> ARTICLE:
begin

The Birthday Project

I don’t think that I was ever really convinced that the orchard would be our last project and nor will regular readers who are now familiar with the Head Gardeners modus operandus. So when the new project was announced at Christmas I didn’t know whether to have hysterics or give him a big hug, particularly as it was called the Birthday Project! All credit is due to Himself for the concept, but I have to confess to sowing the seeds of the idea, but as usual I got rather more than I bargained for.
Although it was my declared intention not to even attempt to create a garden around the new house, how could I compete with nature’s garden? There is an area on the east side of the house which was in need of care and attention. It contains the compounds for the bins, the shed, the washing line, solar panels etc. and therefore cannot be grazed and as the bed rock is near the surface it cannot be mown either. For the past five years it has remained an area of very scrubby, tussocky grass. A gardening dilemma of not insignificant dimensions, but not big enough to defeat the croft gardeners.

This project was going to need rather more than a shovel and a wheel barrow, so it was down to our neighbour to clear the site with his digger, tractor and trailer. Just in case you are wondering all the vegetation and excess sand was used to help fill the giant hole in one of our fields caused by the blow-out. We started this project during one of the wettest winters on record and at times I wondered whether I might end up with a bog garden.

Once the “turf” was removed and it had finally stopped raining we couldn’t resist starting to reveal the rock formations. However, this was put on hold when the builders arrived to lay the foundations and build the base.

The next stage was to fill the raised bed with rocks and sand and I must pay tribute to our friend Mike who devoted most of his holiday to helping the Head Gardener – my contribution was to make cakes! It was really getting exciting now.
In late May the contractors finally arrived and removed stage two from the shed and put it together. A bit like expensive flat-pack furniture!

The Head Gardener completed the fence (wind protection) and all we needed now was the official opening. Now as this was an exceptional present for a landmark birthday we needed someone very special to do the honours. Not just the President of the Scottish Rock Garden Club, but a past President too, who just happen to be our oldest friends! Cutting the ribbon was followed by some ceremonial rock excavating and a splendid dinner.

So a very special thank you to Mike, Ian, Carole and the Head Gardener for creating the perfect Birthday Project. Now let’s garden.

The Ambivalent Fundamentalist

Galanathus nivalis Flore Pleno

Galanathus nivalis “Flore Pleno”

Somewhere along the line the botanical purist meets the gardening hedonist and the ambivalent fundamentalist emerges. In the garden there is not too much of a conflict of interest as I am quite content to grow pure species, subspecies, hybrids, geographical  and horticultural varieties, plants of doubtful parentage or even clones. The growing conditions in the cottage garden dictate that I can’t be too fussy, if it survives and does not upset my sensibilities too much, it stays. However, I’m not over fond of doubles and varieties which produce little pollen or nectar for the insects. Otherwise anything goes, even the odd thug is temporarily welcome.

end

> GOALS:
1. In the garden blog, swap "cakes" for "scones" and write out the passage from "The next stage" up to and including "getting exciting now.".
2. Answer these questions from the garden blog:
(a) What equipment did the neighbour use to clear the site?
(b) When did the contractors arrive to put stage two together?
(c) Which plants is the writer not over fond of?
3. Condense the paragraph of the garden blog that begins "This project was going to need" into two or three sentences, keeping its main facts.
The listing that follows has no connection to the garden blog.

> SUPPLIED DATA:
begin

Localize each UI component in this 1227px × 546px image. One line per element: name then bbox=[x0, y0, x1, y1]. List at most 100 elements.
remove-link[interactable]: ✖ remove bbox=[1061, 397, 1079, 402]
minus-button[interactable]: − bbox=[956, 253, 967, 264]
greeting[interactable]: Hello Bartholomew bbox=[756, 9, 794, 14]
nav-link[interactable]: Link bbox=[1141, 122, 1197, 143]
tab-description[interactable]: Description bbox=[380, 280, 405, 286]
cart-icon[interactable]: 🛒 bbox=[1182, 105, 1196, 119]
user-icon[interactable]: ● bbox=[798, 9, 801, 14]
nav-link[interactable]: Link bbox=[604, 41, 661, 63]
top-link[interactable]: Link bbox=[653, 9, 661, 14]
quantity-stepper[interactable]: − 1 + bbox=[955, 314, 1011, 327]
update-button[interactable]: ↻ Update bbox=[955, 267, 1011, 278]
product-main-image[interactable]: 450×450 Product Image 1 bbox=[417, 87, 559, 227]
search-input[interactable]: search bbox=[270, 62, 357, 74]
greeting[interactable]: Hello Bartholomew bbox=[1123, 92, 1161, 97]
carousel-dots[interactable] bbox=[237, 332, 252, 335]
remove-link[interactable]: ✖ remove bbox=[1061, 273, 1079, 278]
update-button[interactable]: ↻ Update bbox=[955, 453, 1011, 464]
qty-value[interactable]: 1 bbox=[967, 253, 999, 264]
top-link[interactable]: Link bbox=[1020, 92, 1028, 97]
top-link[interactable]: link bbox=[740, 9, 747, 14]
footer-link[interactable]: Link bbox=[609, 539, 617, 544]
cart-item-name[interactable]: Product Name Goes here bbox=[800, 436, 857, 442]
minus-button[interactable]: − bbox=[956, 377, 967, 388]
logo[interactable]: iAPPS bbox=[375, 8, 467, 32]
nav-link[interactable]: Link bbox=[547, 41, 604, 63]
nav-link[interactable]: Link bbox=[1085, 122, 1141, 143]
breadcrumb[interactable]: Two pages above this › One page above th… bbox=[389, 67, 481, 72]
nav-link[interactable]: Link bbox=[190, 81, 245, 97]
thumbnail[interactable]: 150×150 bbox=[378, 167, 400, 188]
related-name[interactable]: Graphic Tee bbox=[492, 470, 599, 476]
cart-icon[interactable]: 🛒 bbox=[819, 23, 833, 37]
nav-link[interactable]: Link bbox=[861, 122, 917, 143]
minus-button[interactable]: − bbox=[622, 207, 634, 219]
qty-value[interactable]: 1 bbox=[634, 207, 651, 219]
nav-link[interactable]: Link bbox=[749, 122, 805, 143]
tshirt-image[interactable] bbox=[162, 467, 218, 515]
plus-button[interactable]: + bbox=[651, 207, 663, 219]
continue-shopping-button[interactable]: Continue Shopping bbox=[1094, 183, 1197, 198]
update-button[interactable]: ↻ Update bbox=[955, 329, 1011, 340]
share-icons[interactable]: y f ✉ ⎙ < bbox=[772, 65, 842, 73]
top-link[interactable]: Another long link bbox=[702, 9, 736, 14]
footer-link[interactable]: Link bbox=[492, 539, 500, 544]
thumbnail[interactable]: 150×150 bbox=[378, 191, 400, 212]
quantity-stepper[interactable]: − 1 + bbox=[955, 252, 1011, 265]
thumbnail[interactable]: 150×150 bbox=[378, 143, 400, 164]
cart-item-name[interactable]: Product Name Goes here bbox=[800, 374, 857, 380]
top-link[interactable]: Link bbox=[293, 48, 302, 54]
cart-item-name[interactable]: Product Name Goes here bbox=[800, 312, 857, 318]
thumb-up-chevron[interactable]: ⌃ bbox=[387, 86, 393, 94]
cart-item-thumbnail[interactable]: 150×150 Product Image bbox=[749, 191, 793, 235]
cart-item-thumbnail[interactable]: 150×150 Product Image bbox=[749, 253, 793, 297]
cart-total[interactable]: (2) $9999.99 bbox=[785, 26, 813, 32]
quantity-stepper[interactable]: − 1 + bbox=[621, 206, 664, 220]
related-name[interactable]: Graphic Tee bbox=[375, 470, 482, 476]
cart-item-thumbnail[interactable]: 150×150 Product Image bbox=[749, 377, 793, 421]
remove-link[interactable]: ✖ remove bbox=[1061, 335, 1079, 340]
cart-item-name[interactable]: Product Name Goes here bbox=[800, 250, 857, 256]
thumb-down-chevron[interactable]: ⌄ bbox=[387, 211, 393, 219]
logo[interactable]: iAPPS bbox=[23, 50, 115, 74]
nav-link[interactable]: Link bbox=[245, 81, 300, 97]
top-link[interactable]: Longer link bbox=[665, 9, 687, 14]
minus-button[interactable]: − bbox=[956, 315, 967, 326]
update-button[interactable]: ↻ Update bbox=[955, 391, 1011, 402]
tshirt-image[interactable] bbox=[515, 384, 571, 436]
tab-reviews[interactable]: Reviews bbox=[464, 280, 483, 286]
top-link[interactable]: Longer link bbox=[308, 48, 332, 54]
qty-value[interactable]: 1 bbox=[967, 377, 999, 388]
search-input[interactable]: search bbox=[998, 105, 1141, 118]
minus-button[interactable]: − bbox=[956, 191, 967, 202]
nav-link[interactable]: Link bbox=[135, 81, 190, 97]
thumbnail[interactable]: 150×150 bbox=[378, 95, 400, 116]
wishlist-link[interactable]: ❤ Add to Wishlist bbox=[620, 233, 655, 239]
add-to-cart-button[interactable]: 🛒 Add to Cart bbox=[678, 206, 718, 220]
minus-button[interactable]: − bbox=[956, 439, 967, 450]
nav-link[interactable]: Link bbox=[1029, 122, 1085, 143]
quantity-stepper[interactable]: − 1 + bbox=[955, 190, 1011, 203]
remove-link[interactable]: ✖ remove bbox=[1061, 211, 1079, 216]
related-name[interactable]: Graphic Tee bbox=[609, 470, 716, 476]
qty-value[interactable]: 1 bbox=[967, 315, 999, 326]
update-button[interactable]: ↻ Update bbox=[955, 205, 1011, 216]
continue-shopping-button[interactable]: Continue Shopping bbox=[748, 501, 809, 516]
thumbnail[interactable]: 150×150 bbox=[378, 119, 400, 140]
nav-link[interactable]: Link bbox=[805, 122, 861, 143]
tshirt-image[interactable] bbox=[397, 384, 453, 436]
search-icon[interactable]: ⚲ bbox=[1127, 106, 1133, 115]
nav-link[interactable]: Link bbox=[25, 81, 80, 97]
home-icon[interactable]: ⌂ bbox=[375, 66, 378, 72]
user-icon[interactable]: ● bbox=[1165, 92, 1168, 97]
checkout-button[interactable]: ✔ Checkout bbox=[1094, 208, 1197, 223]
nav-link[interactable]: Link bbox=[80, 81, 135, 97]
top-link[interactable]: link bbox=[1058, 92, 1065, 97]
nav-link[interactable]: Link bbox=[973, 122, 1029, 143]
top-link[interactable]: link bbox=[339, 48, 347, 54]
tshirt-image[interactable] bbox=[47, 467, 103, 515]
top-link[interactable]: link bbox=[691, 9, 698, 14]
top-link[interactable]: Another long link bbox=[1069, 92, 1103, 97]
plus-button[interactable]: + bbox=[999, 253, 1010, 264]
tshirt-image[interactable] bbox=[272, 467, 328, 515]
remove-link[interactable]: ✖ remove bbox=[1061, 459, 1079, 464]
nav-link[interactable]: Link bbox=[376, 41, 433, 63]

end

> SOLUTIONS TO THE TASKS:
1.
The next stage was to fill the raised bed with rocks and sand and I must pay tribute to our friend Mike who devoted most of his holiday to helping the Head Gardener – my contribution was to make scones! It was really getting exciting now.

2.
(a) A digger, a tractor and a trailer.
(b) In late May.
(c) Doubles and varieties that produce little pollen or nectar for the insects.

3. The project needed more than a shovel and a wheelbarrow, so a neighbour cleared the site with his digger, tractor and trailer. The vegetation and excess sand went toward filling the giant hole that the blow-out had left in one of the fields. Work began during one of the wettest winters on record.